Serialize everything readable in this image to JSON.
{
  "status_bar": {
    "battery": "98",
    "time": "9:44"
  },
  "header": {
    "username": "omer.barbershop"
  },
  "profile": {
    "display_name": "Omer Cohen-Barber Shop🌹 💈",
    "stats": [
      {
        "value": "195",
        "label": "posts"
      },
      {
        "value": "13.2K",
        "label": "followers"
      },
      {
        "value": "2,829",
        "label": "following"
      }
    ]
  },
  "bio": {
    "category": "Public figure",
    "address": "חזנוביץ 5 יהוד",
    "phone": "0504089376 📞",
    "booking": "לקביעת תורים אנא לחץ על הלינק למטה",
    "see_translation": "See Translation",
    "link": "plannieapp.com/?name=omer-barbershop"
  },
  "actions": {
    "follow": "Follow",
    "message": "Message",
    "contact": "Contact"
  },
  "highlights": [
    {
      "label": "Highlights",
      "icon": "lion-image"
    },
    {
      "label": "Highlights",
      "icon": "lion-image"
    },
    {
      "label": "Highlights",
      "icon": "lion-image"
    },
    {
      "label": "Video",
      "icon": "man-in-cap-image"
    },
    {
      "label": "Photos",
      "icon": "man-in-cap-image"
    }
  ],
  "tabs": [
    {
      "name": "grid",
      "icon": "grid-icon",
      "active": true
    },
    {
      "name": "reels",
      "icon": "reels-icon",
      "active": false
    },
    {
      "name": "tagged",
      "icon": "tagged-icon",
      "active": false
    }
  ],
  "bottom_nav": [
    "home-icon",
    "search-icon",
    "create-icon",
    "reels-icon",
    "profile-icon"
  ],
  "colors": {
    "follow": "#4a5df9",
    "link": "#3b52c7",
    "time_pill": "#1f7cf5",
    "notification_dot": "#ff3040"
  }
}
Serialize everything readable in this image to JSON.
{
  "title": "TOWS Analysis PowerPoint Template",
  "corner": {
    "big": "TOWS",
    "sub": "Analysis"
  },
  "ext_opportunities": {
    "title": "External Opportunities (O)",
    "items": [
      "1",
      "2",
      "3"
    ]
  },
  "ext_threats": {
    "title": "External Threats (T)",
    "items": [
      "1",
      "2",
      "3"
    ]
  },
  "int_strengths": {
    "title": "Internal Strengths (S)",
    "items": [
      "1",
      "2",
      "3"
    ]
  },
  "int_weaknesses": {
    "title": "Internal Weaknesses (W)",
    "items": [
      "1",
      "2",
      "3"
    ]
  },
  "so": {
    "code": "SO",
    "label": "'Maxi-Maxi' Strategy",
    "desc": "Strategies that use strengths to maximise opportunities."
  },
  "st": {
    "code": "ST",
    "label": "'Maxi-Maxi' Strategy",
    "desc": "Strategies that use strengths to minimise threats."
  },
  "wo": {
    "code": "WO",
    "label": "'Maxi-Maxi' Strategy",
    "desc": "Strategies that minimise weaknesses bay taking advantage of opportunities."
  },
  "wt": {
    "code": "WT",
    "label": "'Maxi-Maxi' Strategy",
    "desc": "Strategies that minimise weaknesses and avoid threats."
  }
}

• [What to do]
Extract, word for word, each line of the listing above.

• [Result of the exercise]
Serialize everything readable in this image to JSON.
{
  "status_bar": {
    "battery": "98",
    "time": "9:44"
  },
  "header": {
    "username": "omer.barbershop"
  },
  "profile": {
    "display_name": "Omer Cohen-Barber Shop🌹 💈",
    "stats": [
      {
        "value": "195",
        "label": "posts"
      },
      {
        "value": "13.2K",
        "label": "followers"
      },
      {
        "value": "2,829",
        "label": "following"
      }
    ]
  },
  "bio": {
    "category": "Public figure",
    "address": "חזנוביץ 5 יהוד",
    "phone": "0504089376 📞",
    "booking": "לקביעת תורים אנא לחץ על הלינק למטה",
    "see_translation": "See Translation",
    "link": "plannieapp.com/?name=omer-barbershop"
  },
  "actions": {
    "follow": "Follow",
    "message": "Message",
    "contact": "Contact"
  },
  "highlights": [
    {
      "label": "Highlights",
      "icon": "lion-image"
    },
    {
      "label": "Highlights",
      "icon": "lion-image"
    },
    {
      "label": "Highlights",
      "icon": "lion-image"
    },
    {
      "label": "Video",
      "icon": "man-in-cap-image"
    },
    {
      "label": "Photos",
      "icon": "man-in-cap-image"
    }
  ],
  "tabs": [
    {
      "name": "grid",
      "icon": "grid-icon",
      "active": true
    },
    {
      "name": "reels",
      "icon": "reels-icon",
      "active": false
    },
    {
      "name": "tagged",
      "icon": "tagged-icon",
      "active": false
    }
  ],
  "bottom_nav": [
    "home-icon",
    "search-icon",
    "create-icon",
    "reels-icon",
    "profile-icon"
  ],
  "colors": {
    "follow": "#4a5df9",
    "link": "#3b52c7",
    "time_pill": "#1f7cf5",
    "notification_dot": "#ff3040"
  }
}
Serialize everything readable in this image to JSON.
{
  "title": "TOWS Analysis PowerPoint Template",
  "corner": {
    "big": "TOWS",
    "sub": "Analysis"
  },
  "ext_opportunities": {
    "title": "External Opportunities (O)",
    "items": [
      "1",
      "2",
      "3"
    ]
  },
  "ext_threats": {
    "title": "External Threats (T)",
    "items": [
      "1",
      "2",
      "3"
    ]
  },
  "int_strengths": {
    "title": "Internal Strengths (S)",
    "items": [
      "1",
      "2",
      "3"
    ]
  },
  "int_weaknesses": {
    "title": "Internal Weaknesses (W)",
    "items": [
      "1",
      "2",
      "3"
    ]
  },
  "so": {
    "code": "SO",
    "label": "'Maxi-Maxi' Strategy",
    "desc": "Strategies that use strengths to maximise opportunities."
  },
  "st": {
    "code": "ST",
    "label": "'Maxi-Maxi' Strategy",
    "desc": "Strategies that use strengths to minimise threats."
  },
  "wo": {
    "code": "WO",
    "label": "'Maxi-Maxi' Strategy",
    "desc": "Strategies that minimise weaknesses bay taking advantage of opportunities."
  },
  "wt": {
    "code": "WT",
    "label": "'Maxi-Maxi' Strategy",
    "desc": "Strategies that minimise weaknesses and avoid threats."
  }
}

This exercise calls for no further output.